### INPUT DATA
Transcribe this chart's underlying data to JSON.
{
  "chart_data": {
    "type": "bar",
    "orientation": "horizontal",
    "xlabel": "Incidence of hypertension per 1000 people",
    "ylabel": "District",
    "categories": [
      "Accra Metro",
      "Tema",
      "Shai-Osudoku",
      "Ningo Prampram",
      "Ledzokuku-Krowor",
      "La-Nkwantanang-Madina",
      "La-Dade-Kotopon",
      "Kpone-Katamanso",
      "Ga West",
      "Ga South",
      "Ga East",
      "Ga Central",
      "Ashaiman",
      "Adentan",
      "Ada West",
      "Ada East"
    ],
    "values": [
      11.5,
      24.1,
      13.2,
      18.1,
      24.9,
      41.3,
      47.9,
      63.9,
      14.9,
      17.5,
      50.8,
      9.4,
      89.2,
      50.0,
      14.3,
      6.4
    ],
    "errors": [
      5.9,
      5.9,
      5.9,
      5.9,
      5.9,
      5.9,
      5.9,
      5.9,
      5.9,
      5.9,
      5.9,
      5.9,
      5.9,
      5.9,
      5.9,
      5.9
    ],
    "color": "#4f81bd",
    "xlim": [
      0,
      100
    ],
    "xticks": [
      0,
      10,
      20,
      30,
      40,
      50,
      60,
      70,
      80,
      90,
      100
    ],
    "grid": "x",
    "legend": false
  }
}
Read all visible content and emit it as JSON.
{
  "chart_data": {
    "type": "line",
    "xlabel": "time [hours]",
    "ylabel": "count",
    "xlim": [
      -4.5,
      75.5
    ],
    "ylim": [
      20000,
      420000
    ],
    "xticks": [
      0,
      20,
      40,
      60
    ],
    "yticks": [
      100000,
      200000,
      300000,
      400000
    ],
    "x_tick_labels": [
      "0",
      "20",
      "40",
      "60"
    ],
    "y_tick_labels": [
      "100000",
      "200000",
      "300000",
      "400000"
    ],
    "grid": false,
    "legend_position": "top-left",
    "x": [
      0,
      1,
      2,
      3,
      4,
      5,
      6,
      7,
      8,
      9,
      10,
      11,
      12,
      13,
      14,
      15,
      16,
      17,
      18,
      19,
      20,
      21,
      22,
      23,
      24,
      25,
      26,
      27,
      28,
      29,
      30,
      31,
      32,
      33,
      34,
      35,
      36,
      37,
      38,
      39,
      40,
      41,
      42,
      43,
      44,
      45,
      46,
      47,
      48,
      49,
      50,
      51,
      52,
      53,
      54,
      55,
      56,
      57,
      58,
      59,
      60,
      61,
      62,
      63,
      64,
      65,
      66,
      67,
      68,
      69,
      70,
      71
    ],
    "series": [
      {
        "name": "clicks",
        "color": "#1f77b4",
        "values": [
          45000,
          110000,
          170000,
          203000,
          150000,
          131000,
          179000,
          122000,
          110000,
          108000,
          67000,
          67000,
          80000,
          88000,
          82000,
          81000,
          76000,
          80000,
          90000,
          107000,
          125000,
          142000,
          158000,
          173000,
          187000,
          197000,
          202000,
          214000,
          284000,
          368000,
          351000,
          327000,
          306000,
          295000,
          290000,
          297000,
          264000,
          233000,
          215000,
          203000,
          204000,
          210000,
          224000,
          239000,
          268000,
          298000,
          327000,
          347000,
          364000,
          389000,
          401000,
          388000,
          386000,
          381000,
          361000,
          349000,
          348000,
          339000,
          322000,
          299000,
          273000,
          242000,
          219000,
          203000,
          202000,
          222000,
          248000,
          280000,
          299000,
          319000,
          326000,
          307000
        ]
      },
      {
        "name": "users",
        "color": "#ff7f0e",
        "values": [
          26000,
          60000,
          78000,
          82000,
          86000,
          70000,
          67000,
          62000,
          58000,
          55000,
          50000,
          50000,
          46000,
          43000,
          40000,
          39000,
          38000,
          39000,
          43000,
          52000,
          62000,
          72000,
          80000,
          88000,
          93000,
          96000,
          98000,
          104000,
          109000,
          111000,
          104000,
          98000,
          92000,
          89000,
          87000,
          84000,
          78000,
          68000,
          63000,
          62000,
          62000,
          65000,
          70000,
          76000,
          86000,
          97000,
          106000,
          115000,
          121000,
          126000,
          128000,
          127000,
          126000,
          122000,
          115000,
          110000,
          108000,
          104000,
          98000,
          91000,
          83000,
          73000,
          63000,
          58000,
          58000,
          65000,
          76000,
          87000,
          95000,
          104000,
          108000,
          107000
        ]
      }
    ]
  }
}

### WORK TO BE COMPLETED
Say how many lines contain "color", and give nothing but that number.

### SOLUTION TO THIS PROBLEM
3